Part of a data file
···

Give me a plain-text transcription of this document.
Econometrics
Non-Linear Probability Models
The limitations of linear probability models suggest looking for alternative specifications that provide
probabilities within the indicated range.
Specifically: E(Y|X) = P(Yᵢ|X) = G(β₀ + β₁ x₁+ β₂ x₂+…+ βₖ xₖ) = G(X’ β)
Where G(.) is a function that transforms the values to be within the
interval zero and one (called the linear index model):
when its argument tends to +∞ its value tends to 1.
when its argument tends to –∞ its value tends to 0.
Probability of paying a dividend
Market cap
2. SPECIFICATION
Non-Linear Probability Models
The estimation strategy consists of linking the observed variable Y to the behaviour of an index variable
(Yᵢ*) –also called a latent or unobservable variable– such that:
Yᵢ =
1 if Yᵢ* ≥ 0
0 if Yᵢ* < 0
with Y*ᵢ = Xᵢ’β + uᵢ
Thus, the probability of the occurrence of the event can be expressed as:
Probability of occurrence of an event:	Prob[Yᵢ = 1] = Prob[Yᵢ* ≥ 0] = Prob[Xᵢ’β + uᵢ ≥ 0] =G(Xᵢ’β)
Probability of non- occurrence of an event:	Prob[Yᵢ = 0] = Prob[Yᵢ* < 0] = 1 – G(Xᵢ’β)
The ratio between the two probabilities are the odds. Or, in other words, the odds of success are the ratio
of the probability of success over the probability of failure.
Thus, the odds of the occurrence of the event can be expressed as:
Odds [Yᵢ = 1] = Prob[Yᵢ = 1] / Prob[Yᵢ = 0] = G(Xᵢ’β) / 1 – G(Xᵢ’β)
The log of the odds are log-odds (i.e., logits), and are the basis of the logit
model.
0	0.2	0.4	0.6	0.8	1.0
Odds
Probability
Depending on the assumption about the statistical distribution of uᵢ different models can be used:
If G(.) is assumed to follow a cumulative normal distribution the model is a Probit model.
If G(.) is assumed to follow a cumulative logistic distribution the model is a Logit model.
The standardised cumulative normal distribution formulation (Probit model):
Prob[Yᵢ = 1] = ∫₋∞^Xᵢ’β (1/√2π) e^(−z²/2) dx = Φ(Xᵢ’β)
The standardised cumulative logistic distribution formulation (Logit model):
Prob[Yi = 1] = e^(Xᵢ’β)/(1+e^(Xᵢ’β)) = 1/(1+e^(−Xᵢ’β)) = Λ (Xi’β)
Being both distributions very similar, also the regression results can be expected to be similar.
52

···

-- What to produce --
All of the records must be retyped exactly as they are.

-- Worked answer --
Give me a plain-text transcription of this document.
Econometrics
Non-Linear Probability Models
The limitations of linear probability models suggest looking for alternative specifications that provide
probabilities within the indicated range.
Specifically: E(Y|X) = P(Yᵢ|X) = G(β₀ + β₁ x₁+ β₂ x₂+…+ βₖ xₖ) = G(X’ β)
Where G(.) is a function that transforms the values to be within the
interval zero and one (called the linear index model):
when its argument tends to +∞ its value tends to 1.
when its argument tends to –∞ its value tends to 0.
Probability of paying a dividend
Market cap
2. SPECIFICATION
Non-Linear Probability Models
The estimation strategy consists of linking the observed variable Y to the behaviour of an index variable
(Yᵢ*) –also called a latent or unobservable variable– such that:
Yᵢ =
1 if Yᵢ* ≥ 0
0 if Yᵢ* < 0
with Y*ᵢ = Xᵢ’β + uᵢ
Thus, the probability of the occurrence of the event can be expressed as:
Probability of occurrence of an event:	Prob[Yᵢ = 1] = Prob[Yᵢ* ≥ 0] = Prob[Xᵢ’β + uᵢ ≥ 0] =G(Xᵢ’β)
Probability of non- occurrence of an event:	Prob[Yᵢ = 0] = Prob[Yᵢ* < 0] = 1 – G(Xᵢ’β)
The ratio between the two probabilities are the odds. Or, in other words, the odds of success are the ratio
of the probability of success over the probability of failure.
Thus, the odds of the occurrence of the event can be expressed as:
Odds [Yᵢ = 1] = Prob[Yᵢ = 1] / Prob[Yᵢ = 0] = G(Xᵢ’β) / 1 – G(Xᵢ’β)
The log of the odds are log-odds (i.e., logits), and are the basis of the logit
model.
0	0.2	0.4	0.6	0.8	1.0
Odds
Probability
Depending on the assumption about the statistical distribution of uᵢ different models can be used:
If G(.) is assumed to follow a cumulative normal distribution the model is a Probit model.
If G(.) is assumed to follow a cumulative logistic distribution the model is a Logit model.
The standardised cumulative normal distribution formulation (Probit model):
Prob[Yᵢ = 1] = ∫₋∞^Xᵢ’β (1/√2π) e^(−z²/2) dx = Φ(Xᵢ’β)
The standardised cumulative logistic distribution formulation (Logit model):
Prob[Yi = 1] = e^(Xᵢ’β)/(1+e^(Xᵢ’β)) = 1/(1+e^(−Xᵢ’β)) = Λ (Xi’β)
Being both distributions very similar, also the regression results can be expected to be similar.
52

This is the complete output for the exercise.